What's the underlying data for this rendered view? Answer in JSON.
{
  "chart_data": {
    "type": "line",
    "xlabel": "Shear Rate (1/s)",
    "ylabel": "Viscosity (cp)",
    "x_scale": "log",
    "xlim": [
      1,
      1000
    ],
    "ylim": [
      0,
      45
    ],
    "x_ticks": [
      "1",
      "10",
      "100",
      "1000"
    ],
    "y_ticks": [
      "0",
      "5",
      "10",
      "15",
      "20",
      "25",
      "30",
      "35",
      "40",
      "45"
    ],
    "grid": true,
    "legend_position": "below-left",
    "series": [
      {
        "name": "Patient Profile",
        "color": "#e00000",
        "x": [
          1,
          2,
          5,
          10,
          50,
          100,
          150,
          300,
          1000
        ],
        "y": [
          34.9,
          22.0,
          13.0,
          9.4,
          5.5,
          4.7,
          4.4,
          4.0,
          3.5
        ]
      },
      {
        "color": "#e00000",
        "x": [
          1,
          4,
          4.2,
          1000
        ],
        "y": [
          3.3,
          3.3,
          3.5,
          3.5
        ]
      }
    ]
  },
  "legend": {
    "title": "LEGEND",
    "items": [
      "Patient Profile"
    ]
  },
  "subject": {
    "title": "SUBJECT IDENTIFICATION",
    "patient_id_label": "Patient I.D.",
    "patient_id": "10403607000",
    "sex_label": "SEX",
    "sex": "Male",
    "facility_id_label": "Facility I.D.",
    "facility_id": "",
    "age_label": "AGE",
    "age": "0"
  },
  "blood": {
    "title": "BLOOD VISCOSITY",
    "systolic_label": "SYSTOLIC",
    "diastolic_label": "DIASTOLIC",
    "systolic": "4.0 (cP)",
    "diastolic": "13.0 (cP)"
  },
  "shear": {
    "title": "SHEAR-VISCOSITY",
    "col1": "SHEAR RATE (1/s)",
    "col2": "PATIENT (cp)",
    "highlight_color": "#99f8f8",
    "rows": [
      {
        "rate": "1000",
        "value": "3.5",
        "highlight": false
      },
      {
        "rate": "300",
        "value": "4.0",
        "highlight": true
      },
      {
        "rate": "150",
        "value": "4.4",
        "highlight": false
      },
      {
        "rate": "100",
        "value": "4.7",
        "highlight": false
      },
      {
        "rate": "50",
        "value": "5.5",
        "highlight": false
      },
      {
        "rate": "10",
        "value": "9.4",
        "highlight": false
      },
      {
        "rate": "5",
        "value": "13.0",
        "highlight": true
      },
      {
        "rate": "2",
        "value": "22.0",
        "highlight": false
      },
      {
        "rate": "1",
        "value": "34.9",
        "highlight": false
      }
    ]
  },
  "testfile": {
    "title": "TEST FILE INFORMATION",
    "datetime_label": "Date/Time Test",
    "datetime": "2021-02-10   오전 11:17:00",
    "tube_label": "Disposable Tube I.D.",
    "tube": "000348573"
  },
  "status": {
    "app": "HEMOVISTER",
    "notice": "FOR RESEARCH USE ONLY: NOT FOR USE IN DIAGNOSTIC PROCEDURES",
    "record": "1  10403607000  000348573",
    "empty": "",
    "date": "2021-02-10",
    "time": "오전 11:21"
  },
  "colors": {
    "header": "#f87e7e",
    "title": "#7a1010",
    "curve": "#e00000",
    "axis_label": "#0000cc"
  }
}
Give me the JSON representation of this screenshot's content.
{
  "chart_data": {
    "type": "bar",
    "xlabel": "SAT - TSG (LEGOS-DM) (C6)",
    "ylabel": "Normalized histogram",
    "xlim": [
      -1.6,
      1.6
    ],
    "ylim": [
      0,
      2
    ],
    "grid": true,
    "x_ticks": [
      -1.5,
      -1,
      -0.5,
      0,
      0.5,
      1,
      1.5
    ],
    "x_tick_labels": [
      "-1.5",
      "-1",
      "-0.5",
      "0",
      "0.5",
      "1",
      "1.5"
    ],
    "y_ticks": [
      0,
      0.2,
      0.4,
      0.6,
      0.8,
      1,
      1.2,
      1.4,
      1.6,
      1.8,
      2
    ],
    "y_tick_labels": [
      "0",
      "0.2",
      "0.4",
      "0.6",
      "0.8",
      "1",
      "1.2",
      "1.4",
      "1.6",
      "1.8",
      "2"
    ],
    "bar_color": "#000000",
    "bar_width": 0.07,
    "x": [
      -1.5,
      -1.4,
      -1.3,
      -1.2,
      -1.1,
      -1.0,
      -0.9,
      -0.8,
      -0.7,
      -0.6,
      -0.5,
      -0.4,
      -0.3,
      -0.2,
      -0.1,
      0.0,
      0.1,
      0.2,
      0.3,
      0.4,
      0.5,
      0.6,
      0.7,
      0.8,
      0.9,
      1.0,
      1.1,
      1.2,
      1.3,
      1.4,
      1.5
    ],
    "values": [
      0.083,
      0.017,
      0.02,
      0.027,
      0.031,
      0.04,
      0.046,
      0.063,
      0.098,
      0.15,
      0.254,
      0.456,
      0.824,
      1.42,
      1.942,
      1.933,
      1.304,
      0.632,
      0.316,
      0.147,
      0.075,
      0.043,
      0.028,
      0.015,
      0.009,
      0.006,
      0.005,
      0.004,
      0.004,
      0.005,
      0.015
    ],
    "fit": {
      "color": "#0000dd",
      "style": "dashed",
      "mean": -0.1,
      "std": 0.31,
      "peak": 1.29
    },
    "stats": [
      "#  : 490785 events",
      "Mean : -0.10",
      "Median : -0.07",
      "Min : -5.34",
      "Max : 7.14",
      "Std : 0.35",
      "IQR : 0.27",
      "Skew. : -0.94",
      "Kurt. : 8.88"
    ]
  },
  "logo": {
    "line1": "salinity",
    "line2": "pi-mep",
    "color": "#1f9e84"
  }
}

__What is asked__
Find how many lines in the listing contain the word "this" and give that count alone.

__The reply__
2